Data records ->
________________________________________

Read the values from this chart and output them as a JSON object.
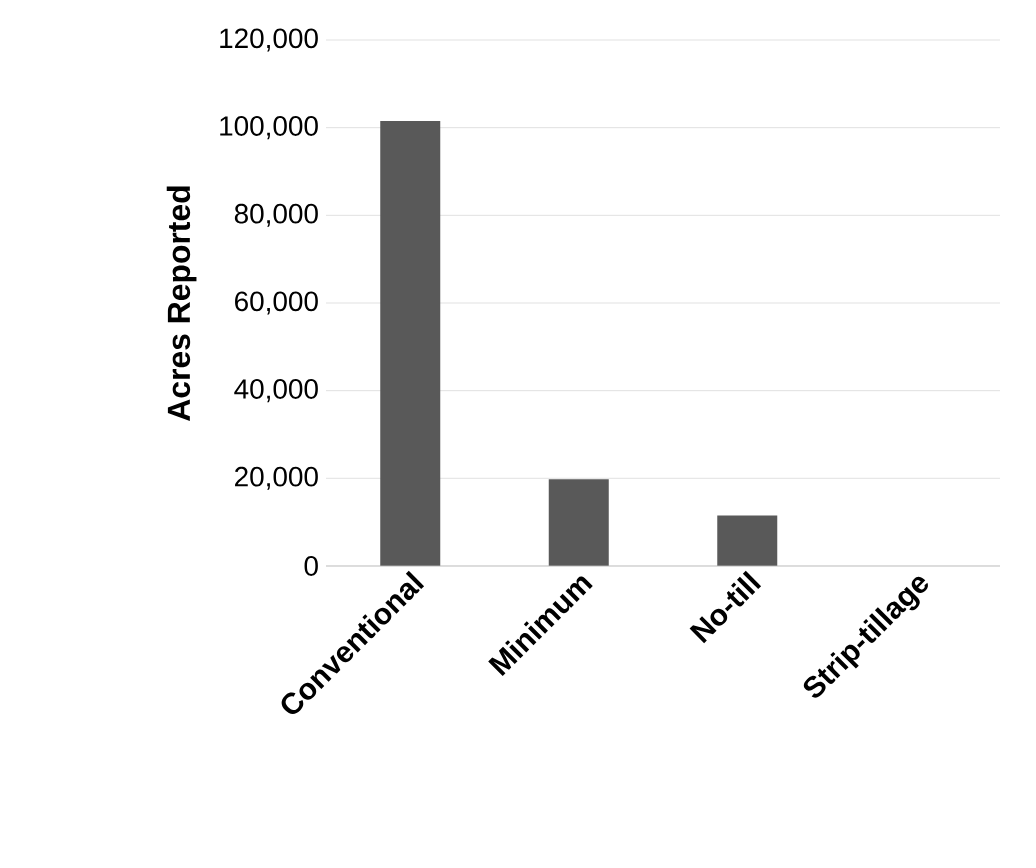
{
  "chart_data": {
    "type": "bar",
    "ylabel": "Acres Reported",
    "categories": [
      "Conventional",
      "Minimum",
      "No-till",
      "Strip-tillage"
    ],
    "values": [
      101500,
      19800,
      11500,
      0
    ],
    "color": "#595959",
    "ylim": [
      0,
      120000
    ],
    "yticks": [
      {
        "value": 0,
        "label": "0"
      },
      {
        "value": 20000,
        "label": "20,000"
      },
      {
        "value": 40000,
        "label": "40,000"
      },
      {
        "value": 60000,
        "label": "60,000"
      },
      {
        "value": 80000,
        "label": "80,000"
      },
      {
        "value": 100000,
        "label": "100,000"
      },
      {
        "value": 120000,
        "label": "120,000"
      }
    ],
    "grid": "y"
  }
}
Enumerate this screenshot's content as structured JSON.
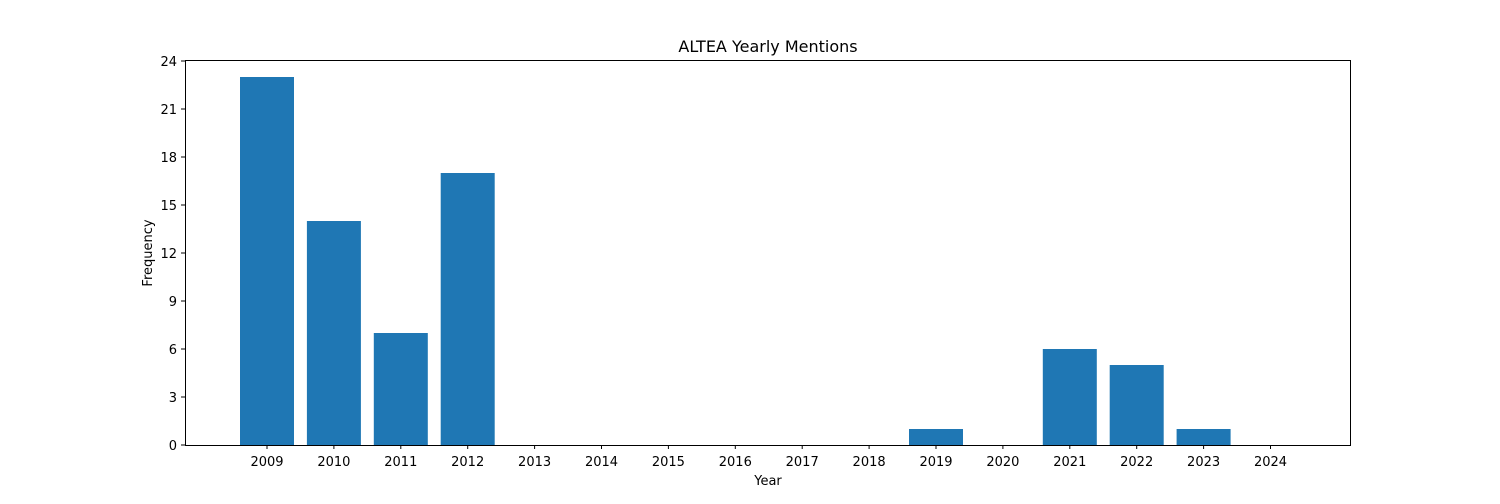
{
  "chart_data": {
    "type": "bar",
    "title": "ALTEA Yearly Mentions",
    "xlabel": "Year",
    "ylabel": "Frequency",
    "categories": [
      "2009",
      "2010",
      "2011",
      "2012",
      "2013",
      "2014",
      "2015",
      "2016",
      "2017",
      "2018",
      "2019",
      "2020",
      "2021",
      "2022",
      "2023",
      "2024"
    ],
    "values": [
      23,
      14,
      7,
      17,
      0,
      0,
      0,
      0,
      0,
      0,
      1,
      0,
      6,
      5,
      1,
      0
    ],
    "ylim": [
      0,
      24
    ],
    "yticks": [
      0,
      3,
      6,
      9,
      12,
      15,
      18,
      21,
      24
    ],
    "bar_color": "#1f77b4",
    "grid": false,
    "legend": "none"
  }
}
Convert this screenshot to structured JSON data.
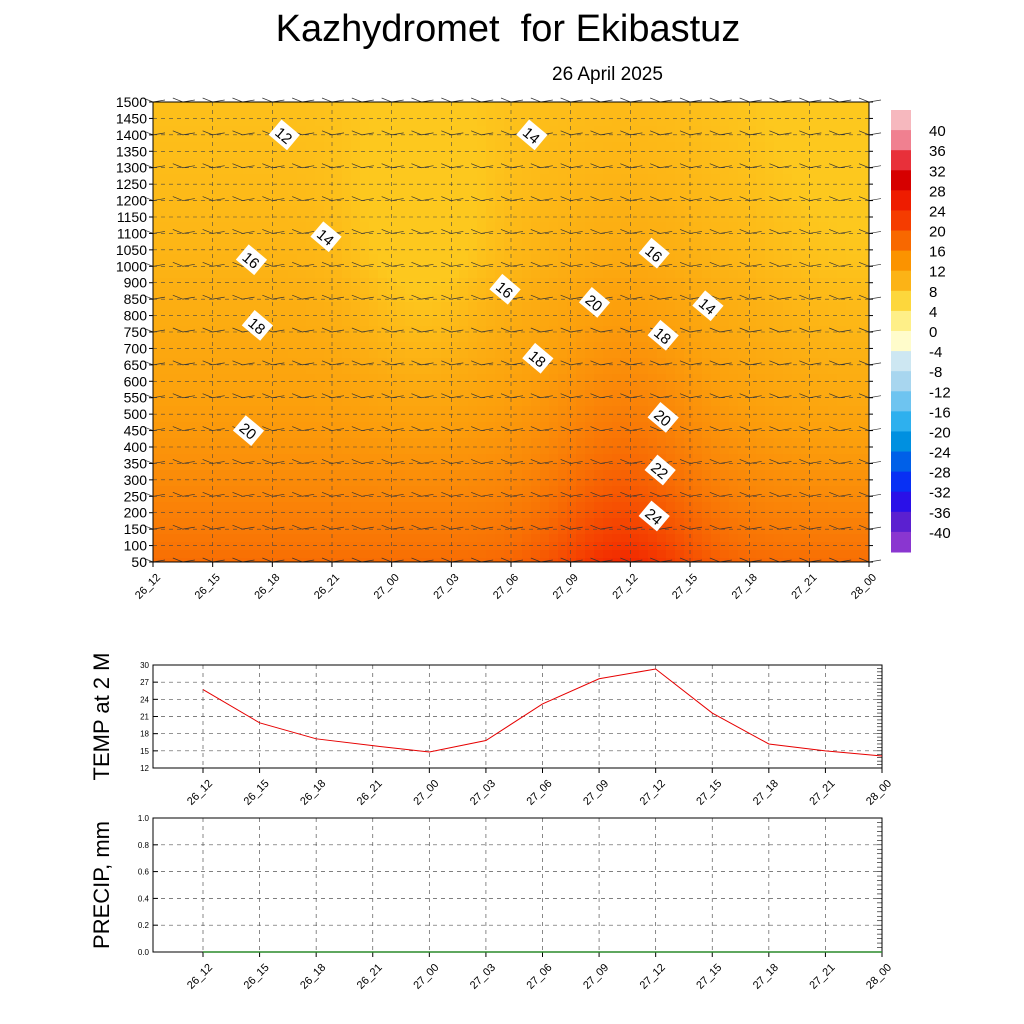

________________________________________

Stated exercise -> Find the lines of the material that hold the word "structured" and report their count alone.

Exercise result -> 2